Given passage:
* * * *

Context-specific bi-cellular model simulation

To study the effect of model integration, we performed a FBA for the bi-cellular model and each cellular model separately and compared the flow distributions obtained. In all scenarios, the objective function was ATP synthesis, taking into account that we did not intend to simulate any scenario related to other processes such as synapses or neuronal excitation. Since the solution of FBA is not unique, we performed a random sampling of the flow distribution in the space of possible solutions defined by the stoichiometric matrix using the Hit and Run algorithm implemented in COBRA [29, 33]. From a sampling of 5,000 points within this space, for each reaction, the mean and standard deviation were determined, and a Z-score where the difference between the means in each of the conditions divided by the standard deviation of this difference, was calculated as reported by Bordel et al. [33], which quantifies the significance of the change in each flux between the evaluated conditions [33]. A t-test was carried out in R, and the interpretation analysis was performed using score with a p-value < 0.05.

For modeling the ARSA deficiency, as a first approximation to a pathological state, and an initial use of a bi-cellular model designed, the lower and upper flux limits for the reaction catalyzed by ARSA enzyme (EC 3.1.6.8) were set to zero. The ATP synthesis was selected as the objective function to model an excited neuron that releases neurotransmitters and therefore presents a highly oxidative metabolism. In addition, the biological scenario was the neuronal excitation, where sufficient energy is required (ATP synthesis optimization).

Figure 1.

Figure 1

Construction of metabolic bi-cellular model. (a) Individualization of the models into compartments. (b) Adding of the extracellular reactions for communication between models.

* * * *

Data listing:
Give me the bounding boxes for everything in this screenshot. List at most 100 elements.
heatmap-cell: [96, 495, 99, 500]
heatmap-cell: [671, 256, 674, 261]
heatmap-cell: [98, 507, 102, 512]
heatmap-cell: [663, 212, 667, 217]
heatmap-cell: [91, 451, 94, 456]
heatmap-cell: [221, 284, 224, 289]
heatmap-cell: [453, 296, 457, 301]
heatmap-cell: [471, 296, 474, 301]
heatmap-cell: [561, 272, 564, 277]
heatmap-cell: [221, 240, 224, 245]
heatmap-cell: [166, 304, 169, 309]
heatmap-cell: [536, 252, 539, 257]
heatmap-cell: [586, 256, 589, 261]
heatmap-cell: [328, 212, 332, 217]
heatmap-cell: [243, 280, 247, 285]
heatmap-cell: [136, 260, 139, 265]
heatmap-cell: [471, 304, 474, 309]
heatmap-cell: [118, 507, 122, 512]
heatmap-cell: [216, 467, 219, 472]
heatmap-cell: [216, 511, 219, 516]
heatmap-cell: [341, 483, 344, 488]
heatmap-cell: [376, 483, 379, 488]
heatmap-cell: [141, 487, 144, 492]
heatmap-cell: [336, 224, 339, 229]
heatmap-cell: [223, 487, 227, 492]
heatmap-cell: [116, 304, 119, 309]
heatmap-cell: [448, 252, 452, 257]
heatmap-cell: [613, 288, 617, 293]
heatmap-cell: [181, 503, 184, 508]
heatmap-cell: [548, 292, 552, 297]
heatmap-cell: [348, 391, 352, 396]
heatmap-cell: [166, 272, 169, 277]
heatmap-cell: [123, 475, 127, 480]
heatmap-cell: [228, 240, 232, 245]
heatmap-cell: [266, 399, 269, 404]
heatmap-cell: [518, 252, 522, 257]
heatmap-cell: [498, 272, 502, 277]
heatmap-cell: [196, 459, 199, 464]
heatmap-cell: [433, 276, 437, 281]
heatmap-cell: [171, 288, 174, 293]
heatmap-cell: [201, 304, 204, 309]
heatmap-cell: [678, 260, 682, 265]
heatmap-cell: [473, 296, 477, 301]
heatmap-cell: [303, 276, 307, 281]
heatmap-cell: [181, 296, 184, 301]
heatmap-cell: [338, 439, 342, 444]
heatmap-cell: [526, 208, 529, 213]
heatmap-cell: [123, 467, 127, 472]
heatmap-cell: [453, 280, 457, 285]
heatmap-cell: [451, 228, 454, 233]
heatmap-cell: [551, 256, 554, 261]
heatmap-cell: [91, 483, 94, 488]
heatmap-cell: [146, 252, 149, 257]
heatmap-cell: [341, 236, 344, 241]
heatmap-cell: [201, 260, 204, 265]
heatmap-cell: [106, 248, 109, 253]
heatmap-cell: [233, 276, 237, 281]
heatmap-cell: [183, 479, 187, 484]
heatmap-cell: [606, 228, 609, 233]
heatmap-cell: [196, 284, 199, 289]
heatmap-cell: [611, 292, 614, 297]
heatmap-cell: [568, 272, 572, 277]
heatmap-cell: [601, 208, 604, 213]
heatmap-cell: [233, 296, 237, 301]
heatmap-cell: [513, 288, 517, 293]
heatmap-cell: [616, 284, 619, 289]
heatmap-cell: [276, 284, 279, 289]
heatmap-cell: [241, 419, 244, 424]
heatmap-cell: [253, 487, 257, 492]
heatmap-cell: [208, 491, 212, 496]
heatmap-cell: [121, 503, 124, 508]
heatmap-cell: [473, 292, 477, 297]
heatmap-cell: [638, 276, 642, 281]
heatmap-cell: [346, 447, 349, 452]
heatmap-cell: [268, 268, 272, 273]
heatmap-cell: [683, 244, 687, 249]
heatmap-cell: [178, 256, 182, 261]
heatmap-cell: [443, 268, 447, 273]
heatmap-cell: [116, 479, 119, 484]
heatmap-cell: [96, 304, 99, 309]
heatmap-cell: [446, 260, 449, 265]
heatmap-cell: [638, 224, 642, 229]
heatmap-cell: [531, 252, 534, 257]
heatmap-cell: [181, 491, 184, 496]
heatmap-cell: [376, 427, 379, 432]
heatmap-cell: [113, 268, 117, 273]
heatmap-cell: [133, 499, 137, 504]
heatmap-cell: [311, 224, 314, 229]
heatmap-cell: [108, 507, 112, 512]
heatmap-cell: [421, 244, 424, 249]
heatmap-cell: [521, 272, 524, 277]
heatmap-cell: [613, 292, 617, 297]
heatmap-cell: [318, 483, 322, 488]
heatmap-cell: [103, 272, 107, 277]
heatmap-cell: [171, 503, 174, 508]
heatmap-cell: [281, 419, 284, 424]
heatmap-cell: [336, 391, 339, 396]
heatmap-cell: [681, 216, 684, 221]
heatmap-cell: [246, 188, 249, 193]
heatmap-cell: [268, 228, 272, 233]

* * * *

Exercise requirements:
1. Reproduce the text of the bi-cellular model simulation passage between "Construction of metabolic" and "communication between models.", inclusive.
2. According to the bi-cellular model simulation passage, how many points were sampled within the solution space?
3. Using the bi-cellular model simulation passage, explain why a random sampling of the flow distribution was performed.

Answers by item:
1.
Construction of metabolic bi-cellular model. (a) Individualization of the models into compartments. (b) Adding of the extracellular reactions for communication between models.

2. 5,000 points.

3. The solution of FBA is not unique. The flow distribution was therefore randomly sampled in the space of possible solutions defined by the stoichiometric matrix, using the Hit and Run algorithm implemented in COBRA.